_Dataset rows:_
▶

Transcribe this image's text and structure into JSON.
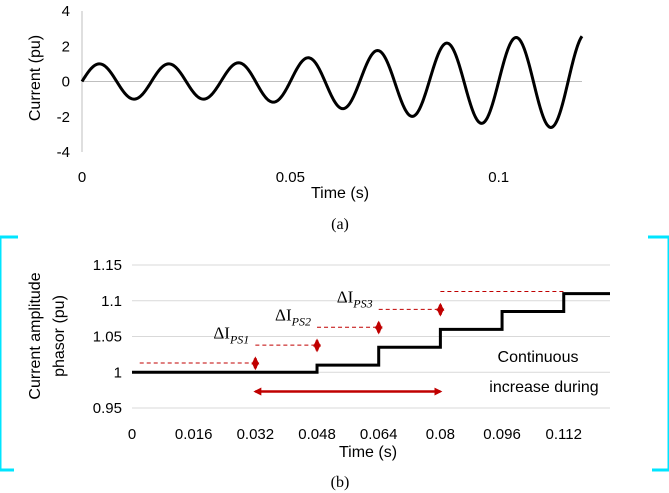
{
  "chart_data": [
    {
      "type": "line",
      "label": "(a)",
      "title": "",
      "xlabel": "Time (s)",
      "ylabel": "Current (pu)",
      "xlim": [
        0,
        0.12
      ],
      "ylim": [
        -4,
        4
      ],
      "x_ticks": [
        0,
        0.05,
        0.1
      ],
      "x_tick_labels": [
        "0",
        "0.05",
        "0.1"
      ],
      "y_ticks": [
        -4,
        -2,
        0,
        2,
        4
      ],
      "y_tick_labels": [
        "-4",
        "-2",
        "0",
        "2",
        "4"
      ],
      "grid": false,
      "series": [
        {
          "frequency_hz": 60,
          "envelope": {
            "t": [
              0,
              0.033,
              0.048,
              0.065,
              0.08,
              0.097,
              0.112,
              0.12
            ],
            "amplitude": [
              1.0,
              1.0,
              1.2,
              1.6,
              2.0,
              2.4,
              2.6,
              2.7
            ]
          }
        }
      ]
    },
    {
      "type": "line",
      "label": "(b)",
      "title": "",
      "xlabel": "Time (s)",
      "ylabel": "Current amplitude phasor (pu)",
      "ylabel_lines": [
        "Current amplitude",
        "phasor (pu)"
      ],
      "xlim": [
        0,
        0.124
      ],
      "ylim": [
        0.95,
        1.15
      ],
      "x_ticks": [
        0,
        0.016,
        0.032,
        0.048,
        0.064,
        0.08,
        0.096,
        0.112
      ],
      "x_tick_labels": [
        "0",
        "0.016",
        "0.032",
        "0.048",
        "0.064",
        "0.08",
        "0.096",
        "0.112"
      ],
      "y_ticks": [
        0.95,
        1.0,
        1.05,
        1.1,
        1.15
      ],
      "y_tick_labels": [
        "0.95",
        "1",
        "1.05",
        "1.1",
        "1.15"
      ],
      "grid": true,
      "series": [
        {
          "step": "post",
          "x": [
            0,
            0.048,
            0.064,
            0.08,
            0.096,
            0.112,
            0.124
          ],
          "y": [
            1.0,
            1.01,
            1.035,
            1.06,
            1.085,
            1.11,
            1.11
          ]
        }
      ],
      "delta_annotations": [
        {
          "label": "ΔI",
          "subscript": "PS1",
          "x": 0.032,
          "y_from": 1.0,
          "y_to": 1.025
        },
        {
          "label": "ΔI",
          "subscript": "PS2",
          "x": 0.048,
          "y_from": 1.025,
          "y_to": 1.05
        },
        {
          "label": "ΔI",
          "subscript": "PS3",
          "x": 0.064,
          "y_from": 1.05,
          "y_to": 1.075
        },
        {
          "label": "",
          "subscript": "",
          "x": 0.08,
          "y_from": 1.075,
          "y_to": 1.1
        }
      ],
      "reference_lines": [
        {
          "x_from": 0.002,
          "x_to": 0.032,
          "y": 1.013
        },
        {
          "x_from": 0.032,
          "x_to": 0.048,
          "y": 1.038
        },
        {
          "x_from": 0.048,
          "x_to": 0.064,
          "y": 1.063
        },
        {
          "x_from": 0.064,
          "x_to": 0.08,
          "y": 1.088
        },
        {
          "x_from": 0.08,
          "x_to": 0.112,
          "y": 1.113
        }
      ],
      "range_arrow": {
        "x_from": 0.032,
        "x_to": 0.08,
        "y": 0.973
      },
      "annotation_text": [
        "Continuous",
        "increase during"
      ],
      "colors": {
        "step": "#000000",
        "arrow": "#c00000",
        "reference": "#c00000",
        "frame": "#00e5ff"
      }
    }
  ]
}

◀

_Exercise requirements:_
Copy every record character for character. Skip the pictures.

_Final answer:_
Transcribe this image's text and structure into JSON.
{
  "chart_data": [
    {
      "type": "line",
      "label": "(a)",
      "title": "",
      "xlabel": "Time (s)",
      "ylabel": "Current (pu)",
      "xlim": [
        0,
        0.12
      ],
      "ylim": [
        -4,
        4
      ],
      "x_ticks": [
        0,
        0.05,
        0.1
      ],
      "x_tick_labels": [
        "0",
        "0.05",
        "0.1"
      ],
      "y_ticks": [
        -4,
        -2,
        0,
        2,
        4
      ],
      "y_tick_labels": [
        "-4",
        "-2",
        "0",
        "2",
        "4"
      ],
      "grid": false,
      "series": [
        {
          "frequency_hz": 60,
          "envelope": {
            "t": [
              0,
              0.033,
              0.048,
              0.065,
              0.08,
              0.097,
              0.112,
              0.12
            ],
            "amplitude": [
              1.0,
              1.0,
              1.2,
              1.6,
              2.0,
              2.4,
              2.6,
              2.7
            ]
          }
        }
      ]
    },
    {
      "type": "line",
      "label": "(b)",
      "title": "",
      "xlabel": "Time (s)",
      "ylabel": "Current amplitude phasor (pu)",
      "ylabel_lines": [
        "Current amplitude",
        "phasor (pu)"
      ],
      "xlim": [
        0,
        0.124
      ],
      "ylim": [
        0.95,
        1.15
      ],
      "x_ticks": [
        0,
        0.016,
        0.032,
        0.048,
        0.064,
        0.08,
        0.096,
        0.112
      ],
      "x_tick_labels": [
        "0",
        "0.016",
        "0.032",
        "0.048",
        "0.064",
        "0.08",
        "0.096",
        "0.112"
      ],
      "y_ticks": [
        0.95,
        1.0,
        1.05,
        1.1,
        1.15
      ],
      "y_tick_labels": [
        "0.95",
        "1",
        "1.05",
        "1.1",
        "1.15"
      ],
      "grid": true,
      "series": [
        {
          "step": "post",
          "x": [
            0,
            0.048,
            0.064,
            0.08,
            0.096,
            0.112,
            0.124
          ],
          "y": [
            1.0,
            1.01,
            1.035,
            1.06,
            1.085,
            1.11,
            1.11
          ]
        }
      ],
      "delta_annotations": [
        {
          "label": "ΔI",
          "subscript": "PS1",
          "x": 0.032,
          "y_from": 1.0,
          "y_to": 1.025
        },
        {
          "label": "ΔI",
          "subscript": "PS2",
          "x": 0.048,
          "y_from": 1.025,
          "y_to": 1.05
        },
        {
          "label": "ΔI",
          "subscript": "PS3",
          "x": 0.064,
          "y_from": 1.05,
          "y_to": 1.075
        },
        {
          "label": "",
          "subscript": "",
          "x": 0.08,
          "y_from": 1.075,
          "y_to": 1.1
        }
      ],
      "reference_lines": [
        {
          "x_from": 0.002,
          "x_to": 0.032,
          "y": 1.013
        },
        {
          "x_from": 0.032,
          "x_to": 0.048,
          "y": 1.038
        },
        {
          "x_from": 0.048,
          "x_to": 0.064,
          "y": 1.063
        },
        {
          "x_from": 0.064,
          "x_to": 0.08,
          "y": 1.088
        },
        {
          "x_from": 0.08,
          "x_to": 0.112,
          "y": 1.113
        }
      ],
      "range_arrow": {
        "x_from": 0.032,
        "x_to": 0.08,
        "y": 0.973
      },
      "annotation_text": [
        "Continuous",
        "increase during"
      ],
      "colors": {
        "step": "#000000",
        "arrow": "#c00000",
        "reference": "#c00000",
        "frame": "#00e5ff"
      }
    }
  ]
}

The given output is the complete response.